(Set task) Report all lines from the entries below in which "Output" appears.

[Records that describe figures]
+++++

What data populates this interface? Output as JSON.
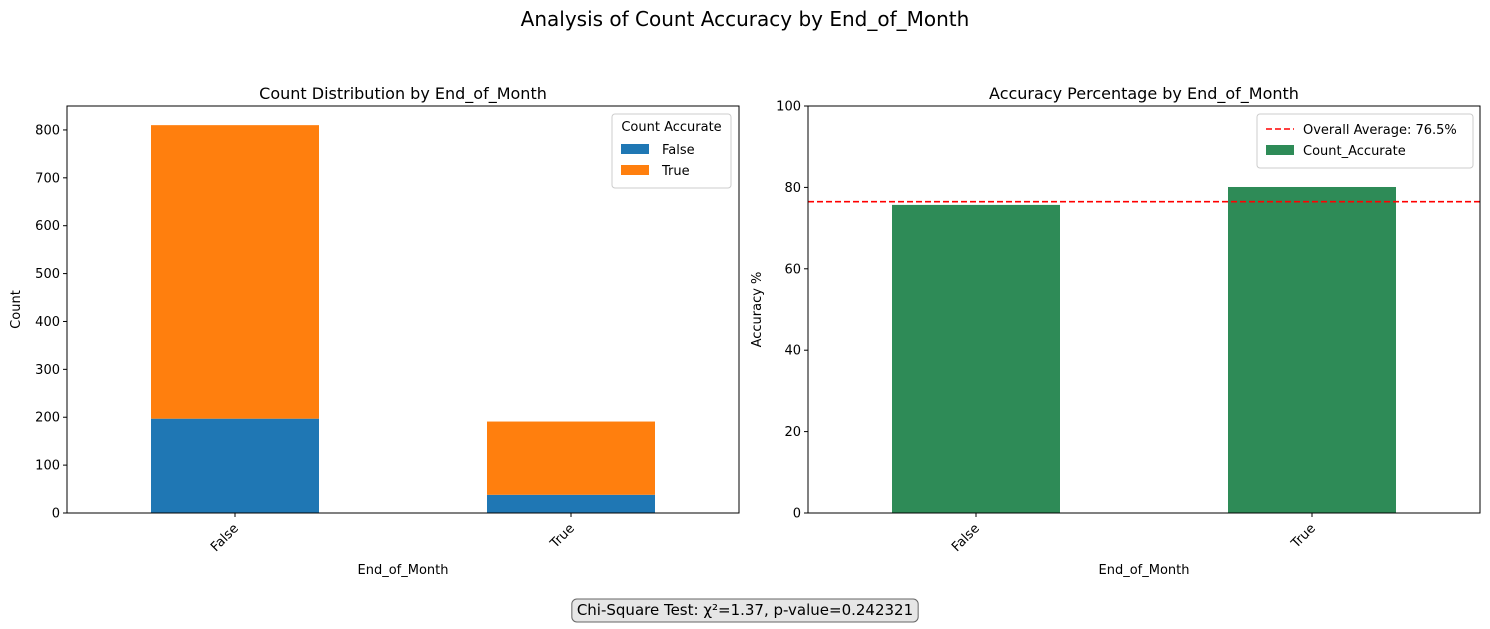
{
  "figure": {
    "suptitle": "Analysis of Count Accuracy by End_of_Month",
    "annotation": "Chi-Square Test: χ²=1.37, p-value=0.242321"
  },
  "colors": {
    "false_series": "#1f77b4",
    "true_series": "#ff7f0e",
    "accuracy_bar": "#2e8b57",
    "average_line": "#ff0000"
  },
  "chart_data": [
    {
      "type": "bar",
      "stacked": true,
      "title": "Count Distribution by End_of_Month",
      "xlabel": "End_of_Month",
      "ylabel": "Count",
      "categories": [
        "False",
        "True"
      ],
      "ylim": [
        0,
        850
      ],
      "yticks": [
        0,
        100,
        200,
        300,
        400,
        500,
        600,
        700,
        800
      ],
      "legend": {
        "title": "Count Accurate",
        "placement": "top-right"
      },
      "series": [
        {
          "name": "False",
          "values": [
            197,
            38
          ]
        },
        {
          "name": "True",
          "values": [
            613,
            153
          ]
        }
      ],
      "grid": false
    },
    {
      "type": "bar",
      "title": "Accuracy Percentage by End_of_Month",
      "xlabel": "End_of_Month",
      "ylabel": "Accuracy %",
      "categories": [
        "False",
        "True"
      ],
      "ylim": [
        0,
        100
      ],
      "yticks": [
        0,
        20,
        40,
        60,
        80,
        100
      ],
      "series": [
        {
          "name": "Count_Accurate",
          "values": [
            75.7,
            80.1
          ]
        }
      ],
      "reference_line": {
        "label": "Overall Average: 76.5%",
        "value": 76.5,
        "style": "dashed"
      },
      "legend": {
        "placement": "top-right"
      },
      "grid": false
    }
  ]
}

+++++

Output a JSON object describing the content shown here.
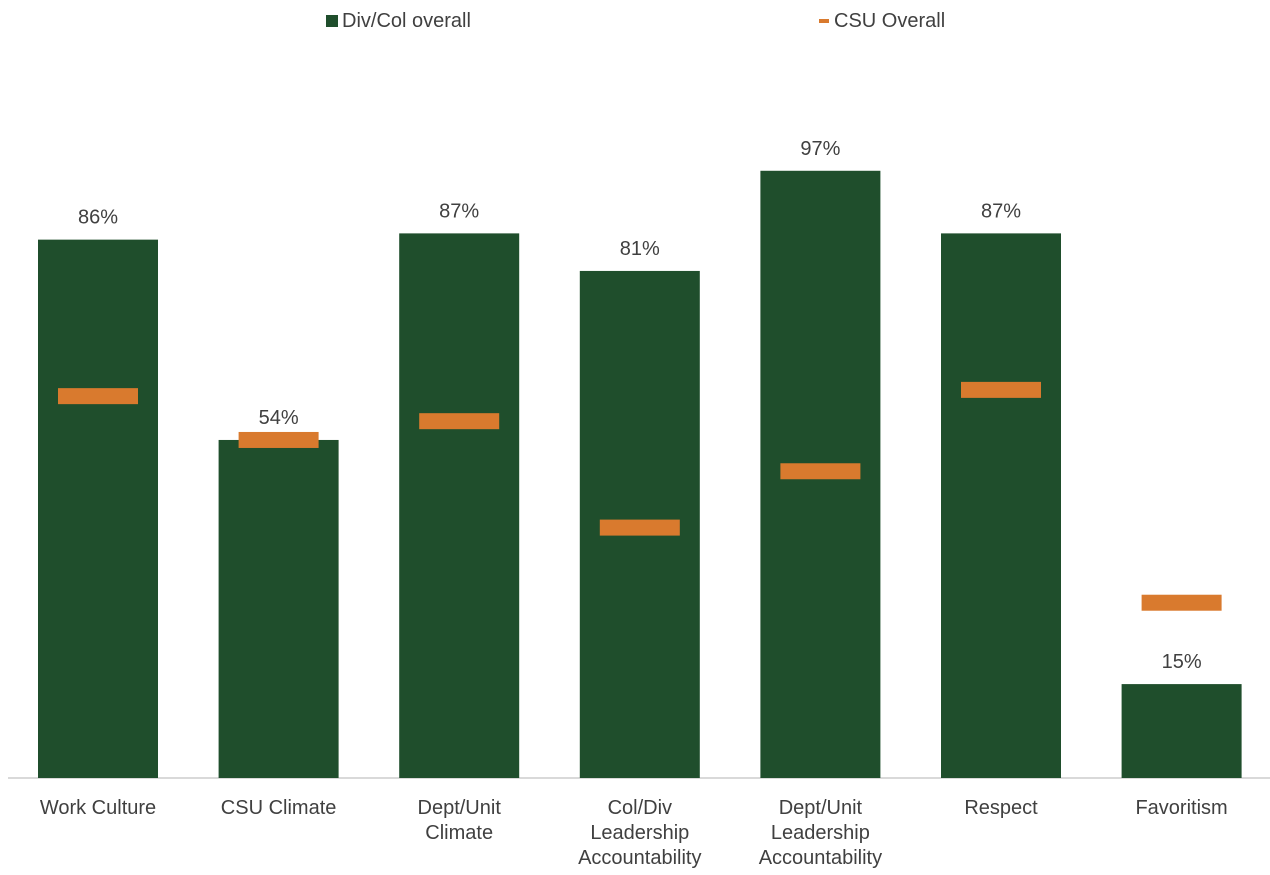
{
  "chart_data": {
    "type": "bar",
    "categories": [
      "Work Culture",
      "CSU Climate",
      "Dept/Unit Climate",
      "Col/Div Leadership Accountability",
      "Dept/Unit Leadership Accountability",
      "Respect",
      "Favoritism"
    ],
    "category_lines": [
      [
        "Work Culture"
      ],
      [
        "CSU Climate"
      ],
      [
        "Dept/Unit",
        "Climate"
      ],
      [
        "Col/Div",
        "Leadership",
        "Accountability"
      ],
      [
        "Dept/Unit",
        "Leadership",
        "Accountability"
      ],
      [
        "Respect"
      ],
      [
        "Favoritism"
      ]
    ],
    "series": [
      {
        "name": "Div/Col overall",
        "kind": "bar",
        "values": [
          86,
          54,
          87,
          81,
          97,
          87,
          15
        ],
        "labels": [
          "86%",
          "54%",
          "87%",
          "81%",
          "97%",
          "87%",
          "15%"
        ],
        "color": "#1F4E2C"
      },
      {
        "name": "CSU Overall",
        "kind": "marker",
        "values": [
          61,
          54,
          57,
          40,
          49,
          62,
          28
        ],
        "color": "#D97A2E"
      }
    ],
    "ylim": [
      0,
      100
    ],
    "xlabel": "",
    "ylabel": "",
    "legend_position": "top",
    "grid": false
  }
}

+++++

(Response)
What data populates this interface? Output as JSON.
Output a JSON object describing the content shown here.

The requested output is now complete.